_Provided records_.
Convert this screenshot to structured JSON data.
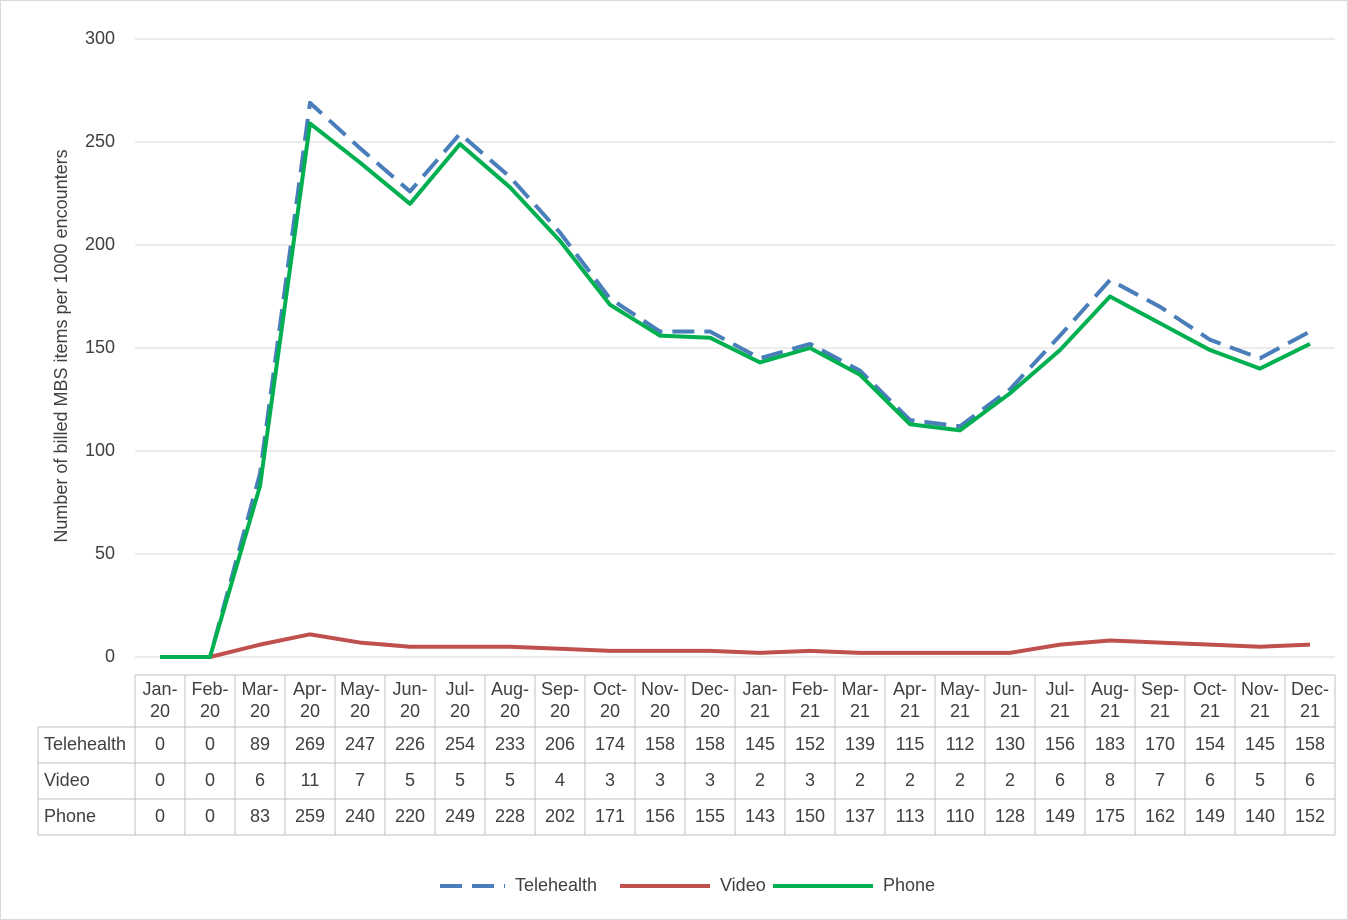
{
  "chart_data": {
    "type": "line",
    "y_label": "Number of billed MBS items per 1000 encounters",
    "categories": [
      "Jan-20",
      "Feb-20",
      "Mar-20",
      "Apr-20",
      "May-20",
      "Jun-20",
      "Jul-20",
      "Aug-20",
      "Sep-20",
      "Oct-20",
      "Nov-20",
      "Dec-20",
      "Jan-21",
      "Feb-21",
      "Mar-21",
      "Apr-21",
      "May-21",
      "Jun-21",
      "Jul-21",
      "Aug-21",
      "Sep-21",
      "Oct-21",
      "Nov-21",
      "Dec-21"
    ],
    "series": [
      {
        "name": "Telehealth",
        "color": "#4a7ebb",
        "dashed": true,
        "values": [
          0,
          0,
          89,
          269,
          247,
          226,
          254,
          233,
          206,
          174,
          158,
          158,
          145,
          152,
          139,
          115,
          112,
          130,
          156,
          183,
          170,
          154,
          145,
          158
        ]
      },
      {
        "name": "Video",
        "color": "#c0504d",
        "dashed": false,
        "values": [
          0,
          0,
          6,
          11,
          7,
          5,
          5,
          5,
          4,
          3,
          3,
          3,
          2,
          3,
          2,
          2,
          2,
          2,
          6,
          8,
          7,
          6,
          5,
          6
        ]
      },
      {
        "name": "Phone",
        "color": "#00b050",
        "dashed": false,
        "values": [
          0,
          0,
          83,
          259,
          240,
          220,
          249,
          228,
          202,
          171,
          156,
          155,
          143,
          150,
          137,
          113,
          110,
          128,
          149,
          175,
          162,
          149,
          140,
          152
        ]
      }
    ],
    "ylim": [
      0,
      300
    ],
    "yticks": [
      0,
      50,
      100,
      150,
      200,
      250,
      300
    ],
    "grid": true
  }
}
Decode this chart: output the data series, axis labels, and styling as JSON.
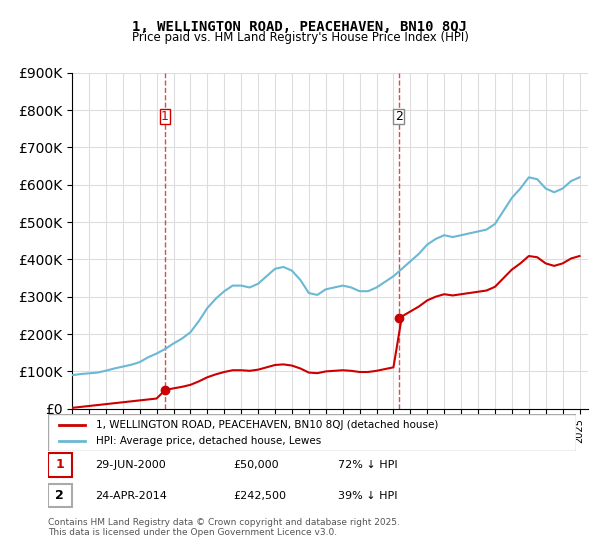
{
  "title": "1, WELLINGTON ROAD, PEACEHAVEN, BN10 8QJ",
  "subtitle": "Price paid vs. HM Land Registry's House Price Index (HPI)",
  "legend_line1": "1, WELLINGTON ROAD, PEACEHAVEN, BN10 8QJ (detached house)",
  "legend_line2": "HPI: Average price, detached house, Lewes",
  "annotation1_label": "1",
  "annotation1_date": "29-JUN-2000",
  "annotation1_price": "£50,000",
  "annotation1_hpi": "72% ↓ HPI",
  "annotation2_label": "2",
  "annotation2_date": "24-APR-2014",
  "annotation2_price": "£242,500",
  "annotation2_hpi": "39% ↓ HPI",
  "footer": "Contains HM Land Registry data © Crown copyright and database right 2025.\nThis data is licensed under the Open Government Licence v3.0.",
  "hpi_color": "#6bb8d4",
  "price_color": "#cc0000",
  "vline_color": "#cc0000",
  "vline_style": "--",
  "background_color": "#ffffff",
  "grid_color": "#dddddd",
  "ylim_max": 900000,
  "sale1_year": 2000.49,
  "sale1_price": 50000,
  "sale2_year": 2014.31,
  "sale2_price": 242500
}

_Direction_.
Set the data above down again exactly as given, with no pictures.

_Solution for this problem_.
Convert this screenshot to structured JSON data.
{
  "chart_data": {
    "type": "line",
    "y_label": "Number of billed MBS items per 1000 encounters",
    "categories": [
      "Jan-20",
      "Feb-20",
      "Mar-20",
      "Apr-20",
      "May-20",
      "Jun-20",
      "Jul-20",
      "Aug-20",
      "Sep-20",
      "Oct-20",
      "Nov-20",
      "Dec-20",
      "Jan-21",
      "Feb-21",
      "Mar-21",
      "Apr-21",
      "May-21",
      "Jun-21",
      "Jul-21",
      "Aug-21",
      "Sep-21",
      "Oct-21",
      "Nov-21",
      "Dec-21"
    ],
    "series": [
      {
        "name": "Telehealth",
        "color": "#4a7ebb",
        "dashed": true,
        "values": [
          0,
          0,
          89,
          269,
          247,
          226,
          254,
          233,
          206,
          174,
          158,
          158,
          145,
          152,
          139,
          115,
          112,
          130,
          156,
          183,
          170,
          154,
          145,
          158
        ]
      },
      {
        "name": "Video",
        "color": "#c0504d",
        "dashed": false,
        "values": [
          0,
          0,
          6,
          11,
          7,
          5,
          5,
          5,
          4,
          3,
          3,
          3,
          2,
          3,
          2,
          2,
          2,
          2,
          6,
          8,
          7,
          6,
          5,
          6
        ]
      },
      {
        "name": "Phone",
        "color": "#00b050",
        "dashed": false,
        "values": [
          0,
          0,
          83,
          259,
          240,
          220,
          249,
          228,
          202,
          171,
          156,
          155,
          143,
          150,
          137,
          113,
          110,
          128,
          149,
          175,
          162,
          149,
          140,
          152
        ]
      }
    ],
    "ylim": [
      0,
      300
    ],
    "yticks": [
      0,
      50,
      100,
      150,
      200,
      250,
      300
    ],
    "grid": true
  }
}
Decode this chart: output the data series, axis labels, and styling as JSON.
{
  "title": "1, WELLINGTON ROAD, PEACEHAVEN, BN10 8QJ",
  "subtitle": "Price paid vs. HM Land Registry's House Price Index (HPI)",
  "legend_line1": "1, WELLINGTON ROAD, PEACEHAVEN, BN10 8QJ (detached house)",
  "legend_line2": "HPI: Average price, detached house, Lewes",
  "annotation1_label": "1",
  "annotation1_date": "29-JUN-2000",
  "annotation1_price": "£50,000",
  "annotation1_hpi": "72% ↓ HPI",
  "annotation2_label": "2",
  "annotation2_date": "24-APR-2014",
  "annotation2_price": "£242,500",
  "annotation2_hpi": "39% ↓ HPI",
  "footer": "Contains HM Land Registry data © Crown copyright and database right 2025.\nThis data is licensed under the Open Government Licence v3.0.",
  "hpi_color": "#6bb8d4",
  "price_color": "#cc0000",
  "vline_color": "#cc0000",
  "vline_style": "--",
  "background_color": "#ffffff",
  "grid_color": "#dddddd",
  "ylim_max": 900000,
  "sale1_year": 2000.49,
  "sale1_price": 50000,
  "sale2_year": 2014.31,
  "sale2_price": 242500
}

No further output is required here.